Records contained in a dataset
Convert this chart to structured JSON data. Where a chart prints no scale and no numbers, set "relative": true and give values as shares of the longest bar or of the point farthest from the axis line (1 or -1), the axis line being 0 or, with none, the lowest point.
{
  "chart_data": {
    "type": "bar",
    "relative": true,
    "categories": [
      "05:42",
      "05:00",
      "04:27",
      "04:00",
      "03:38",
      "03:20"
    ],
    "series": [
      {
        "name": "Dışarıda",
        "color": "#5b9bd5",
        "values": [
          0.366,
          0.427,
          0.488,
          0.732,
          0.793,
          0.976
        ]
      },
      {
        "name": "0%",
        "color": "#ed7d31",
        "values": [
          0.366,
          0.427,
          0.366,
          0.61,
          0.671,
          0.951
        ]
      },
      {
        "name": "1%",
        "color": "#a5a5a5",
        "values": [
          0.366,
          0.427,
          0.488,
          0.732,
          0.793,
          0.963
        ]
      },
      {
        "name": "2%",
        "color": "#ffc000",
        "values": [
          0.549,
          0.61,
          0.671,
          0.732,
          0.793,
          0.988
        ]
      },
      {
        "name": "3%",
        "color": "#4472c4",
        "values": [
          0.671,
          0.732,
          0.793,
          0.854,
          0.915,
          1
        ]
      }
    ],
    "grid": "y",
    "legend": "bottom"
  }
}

SHORT TASK
Reproduce the records in full, exactly as written.

PROBLEM SOLUTION
Convert this chart to structured JSON data. Where a chart prints no scale and no numbers, set "relative": true and give values as shares of the longest bar or of the point farthest from the axis line (1 or -1), the axis line being 0 or, with none, the lowest point.
{
  "chart_data": {
    "type": "bar",
    "relative": true,
    "categories": [
      "05:42",
      "05:00",
      "04:27",
      "04:00",
      "03:38",
      "03:20"
    ],
    "series": [
      {
        "name": "Dışarıda",
        "color": "#5b9bd5",
        "values": [
          0.366,
          0.427,
          0.488,
          0.732,
          0.793,
          0.976
        ]
      },
      {
        "name": "0%",
        "color": "#ed7d31",
        "values": [
          0.366,
          0.427,
          0.366,
          0.61,
          0.671,
          0.951
        ]
      },
      {
        "name": "1%",
        "color": "#a5a5a5",
        "values": [
          0.366,
          0.427,
          0.488,
          0.732,
          0.793,
          0.963
        ]
      },
      {
        "name": "2%",
        "color": "#ffc000",
        "values": [
          0.549,
          0.61,
          0.671,
          0.732,
          0.793,
          0.988
        ]
      },
      {
        "name": "3%",
        "color": "#4472c4",
        "values": [
          0.671,
          0.732,
          0.793,
          0.854,
          0.915,
          1
        ]
      }
    ],
    "grid": "y",
    "legend": "bottom"
  }
}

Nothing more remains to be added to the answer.